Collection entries

☆ ☆ ☆ ☆ ☆ ☆ ☆

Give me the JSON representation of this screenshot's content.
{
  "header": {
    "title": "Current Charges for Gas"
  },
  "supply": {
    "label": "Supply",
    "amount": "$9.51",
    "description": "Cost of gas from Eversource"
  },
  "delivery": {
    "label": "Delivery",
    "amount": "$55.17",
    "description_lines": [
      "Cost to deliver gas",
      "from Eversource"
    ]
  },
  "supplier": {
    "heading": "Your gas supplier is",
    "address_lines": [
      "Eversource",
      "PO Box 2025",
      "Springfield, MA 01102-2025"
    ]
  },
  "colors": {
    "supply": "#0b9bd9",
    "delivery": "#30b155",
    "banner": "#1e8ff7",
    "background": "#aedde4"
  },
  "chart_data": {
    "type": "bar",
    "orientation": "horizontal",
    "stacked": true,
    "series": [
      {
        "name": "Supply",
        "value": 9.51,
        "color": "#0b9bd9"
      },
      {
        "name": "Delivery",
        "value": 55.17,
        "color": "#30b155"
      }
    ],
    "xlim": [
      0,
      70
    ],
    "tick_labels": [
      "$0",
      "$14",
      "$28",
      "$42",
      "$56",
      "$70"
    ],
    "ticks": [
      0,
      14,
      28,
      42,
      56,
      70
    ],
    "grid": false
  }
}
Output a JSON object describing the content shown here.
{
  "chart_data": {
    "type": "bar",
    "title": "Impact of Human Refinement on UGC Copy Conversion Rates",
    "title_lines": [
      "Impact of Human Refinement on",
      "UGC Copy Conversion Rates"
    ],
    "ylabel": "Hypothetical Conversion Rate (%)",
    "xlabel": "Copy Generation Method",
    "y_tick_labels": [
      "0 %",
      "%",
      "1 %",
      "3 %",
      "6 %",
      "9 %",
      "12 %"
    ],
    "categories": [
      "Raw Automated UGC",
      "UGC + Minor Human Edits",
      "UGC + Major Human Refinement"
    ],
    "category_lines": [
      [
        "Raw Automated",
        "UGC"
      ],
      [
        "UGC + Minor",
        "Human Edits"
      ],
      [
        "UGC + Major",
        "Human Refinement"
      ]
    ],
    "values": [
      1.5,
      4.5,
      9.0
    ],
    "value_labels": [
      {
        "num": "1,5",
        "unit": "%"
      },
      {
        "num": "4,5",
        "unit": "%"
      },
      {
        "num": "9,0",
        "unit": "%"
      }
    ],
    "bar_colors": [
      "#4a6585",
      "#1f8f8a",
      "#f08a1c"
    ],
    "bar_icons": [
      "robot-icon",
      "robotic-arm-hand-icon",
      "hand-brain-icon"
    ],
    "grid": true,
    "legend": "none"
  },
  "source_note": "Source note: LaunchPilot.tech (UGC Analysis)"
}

☆ ☆ ☆ ☆ ☆ ☆ ☆

- Problem description -
Make an exact copy of the listing, including every line.

- Finished task -
Give me the JSON representation of this screenshot's content.
{
  "header": {
    "title": "Current Charges for Gas"
  },
  "supply": {
    "label": "Supply",
    "amount": "$9.51",
    "description": "Cost of gas from Eversource"
  },
  "delivery": {
    "label": "Delivery",
    "amount": "$55.17",
    "description_lines": [
      "Cost to deliver gas",
      "from Eversource"
    ]
  },
  "supplier": {
    "heading": "Your gas supplier is",
    "address_lines": [
      "Eversource",
      "PO Box 2025",
      "Springfield, MA 01102-2025"
    ]
  },
  "colors": {
    "supply": "#0b9bd9",
    "delivery": "#30b155",
    "banner": "#1e8ff7",
    "background": "#aedde4"
  },
  "chart_data": {
    "type": "bar",
    "orientation": "horizontal",
    "stacked": true,
    "series": [
      {
        "name": "Supply",
        "value": 9.51,
        "color": "#0b9bd9"
      },
      {
        "name": "Delivery",
        "value": 55.17,
        "color": "#30b155"
      }
    ],
    "xlim": [
      0,
      70
    ],
    "tick_labels": [
      "$0",
      "$14",
      "$28",
      "$42",
      "$56",
      "$70"
    ],
    "ticks": [
      0,
      14,
      28,
      42,
      56,
      70
    ],
    "grid": false
  }
}
Output a JSON object describing the content shown here.
{
  "chart_data": {
    "type": "bar",
    "title": "Impact of Human Refinement on UGC Copy Conversion Rates",
    "title_lines": [
      "Impact of Human Refinement on",
      "UGC Copy Conversion Rates"
    ],
    "ylabel": "Hypothetical Conversion Rate (%)",
    "xlabel": "Copy Generation Method",
    "y_tick_labels": [
      "0 %",
      "%",
      "1 %",
      "3 %",
      "6 %",
      "9 %",
      "12 %"
    ],
    "categories": [
      "Raw Automated UGC",
      "UGC + Minor Human Edits",
      "UGC + Major Human Refinement"
    ],
    "category_lines": [
      [
        "Raw Automated",
        "UGC"
      ],
      [
        "UGC + Minor",
        "Human Edits"
      ],
      [
        "UGC + Major",
        "Human Refinement"
      ]
    ],
    "values": [
      1.5,
      4.5,
      9.0
    ],
    "value_labels": [
      {
        "num": "1,5",
        "unit": "%"
      },
      {
        "num": "4,5",
        "unit": "%"
      },
      {
        "num": "9,0",
        "unit": "%"
      }
    ],
    "bar_colors": [
      "#4a6585",
      "#1f8f8a",
      "#f08a1c"
    ],
    "bar_icons": [
      "robot-icon",
      "robotic-arm-hand-icon",
      "hand-brain-icon"
    ],
    "grid": true,
    "legend": "none"
  },
  "source_note": "Source note: LaunchPilot.tech (UGC Analysis)"
}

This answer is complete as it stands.